■ TASK INSTRUCTIONS ■
Take every line from the listing below that contains "this".
* begin DATASET EXTRACT *
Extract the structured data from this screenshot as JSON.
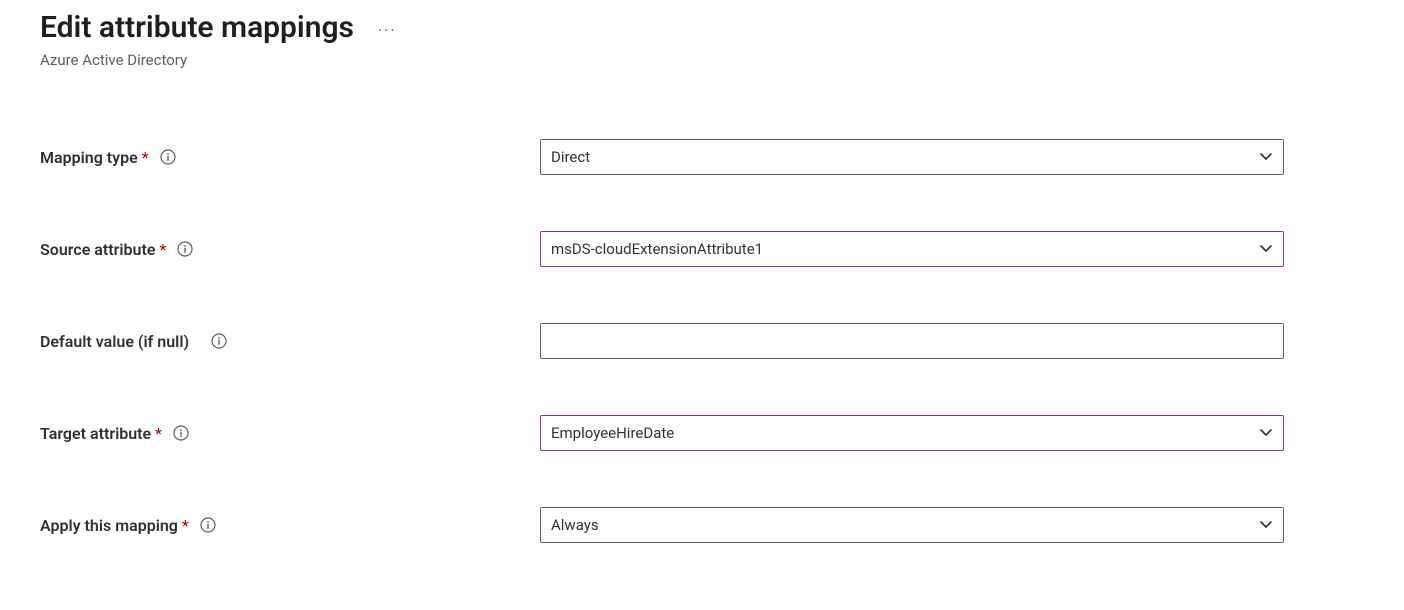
{
  "header": {
    "title": "Edit attribute mappings",
    "subtitle": "Azure Active Directory"
  },
  "fields": {
    "mapping_type": {
      "label": "Mapping type",
      "required": true,
      "value": "Direct"
    },
    "source_attr": {
      "label": "Source attribute",
      "required": true,
      "value": "msDS-cloudExtensionAttribute1"
    },
    "default_value": {
      "label": "Default value (if null)",
      "required": false,
      "value": ""
    },
    "target_attr": {
      "label": "Target attribute",
      "required": true,
      "value": "EmployeeHireDate"
    },
    "apply_mapping": {
      "label": "Apply this mapping",
      "required": true,
      "value": "Always"
    }
  }
}
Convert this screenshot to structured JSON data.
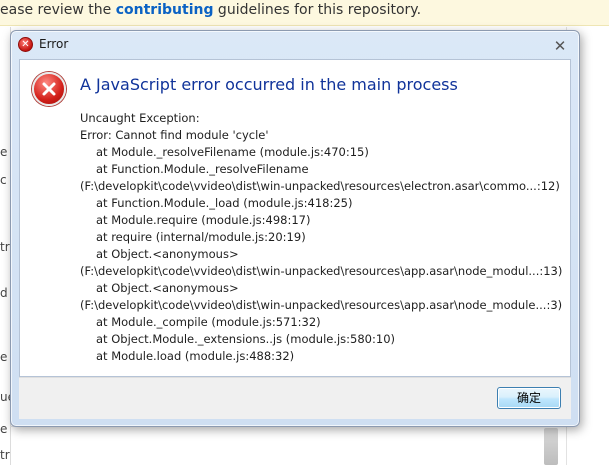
{
  "background": {
    "banner_prefix": "ease review the ",
    "banner_link": "contributing",
    "banner_suffix": " guidelines for this repository.",
    "left_fragments": [
      "e",
      "c",
      "tr",
      "d",
      "e",
      "ue",
      "e",
      "tr"
    ]
  },
  "dialog": {
    "title": "Error",
    "main_instruction": "A JavaScript error occurred in the main process",
    "detail_lines": [
      {
        "text": "Uncaught Exception:",
        "indent": false
      },
      {
        "text": "Error: Cannot find module 'cycle'",
        "indent": false
      },
      {
        "text": "at Module._resolveFilename (module.js:470:15)",
        "indent": true
      },
      {
        "text": "at Function.Module._resolveFilename",
        "indent": true
      },
      {
        "text": "(F:\\developkit\\code\\vvideo\\dist\\win-unpacked\\resources\\electron.asar\\commo...:12)",
        "indent": false
      },
      {
        "text": "at Function.Module._load (module.js:418:25)",
        "indent": true
      },
      {
        "text": "at Module.require (module.js:498:17)",
        "indent": true
      },
      {
        "text": "at require (internal/module.js:20:19)",
        "indent": true
      },
      {
        "text": "at Object.<anonymous>",
        "indent": true
      },
      {
        "text": "(F:\\developkit\\code\\vvideo\\dist\\win-unpacked\\resources\\app.asar\\node_modul...:13)",
        "indent": false
      },
      {
        "text": "at Object.<anonymous>",
        "indent": true
      },
      {
        "text": "(F:\\developkit\\code\\vvideo\\dist\\win-unpacked\\resources\\app.asar\\node_module...:3)",
        "indent": false
      },
      {
        "text": "at Module._compile (module.js:571:32)",
        "indent": true
      },
      {
        "text": "at Object.Module._extensions..js (module.js:580:10)",
        "indent": true
      },
      {
        "text": "at Module.load (module.js:488:32)",
        "indent": true
      }
    ],
    "ok_label": "确定",
    "close_glyph": "✕",
    "icon": "error-icon"
  }
}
* end DATASET EXTRACT *
■ WRITTEN ANSWER ■
Extract the structured data from this screenshot as JSON.
      "label": "Apply this mapping",
Convert this screenshot to structured JSON data.
    "banner_suffix": " guidelines for this repository.",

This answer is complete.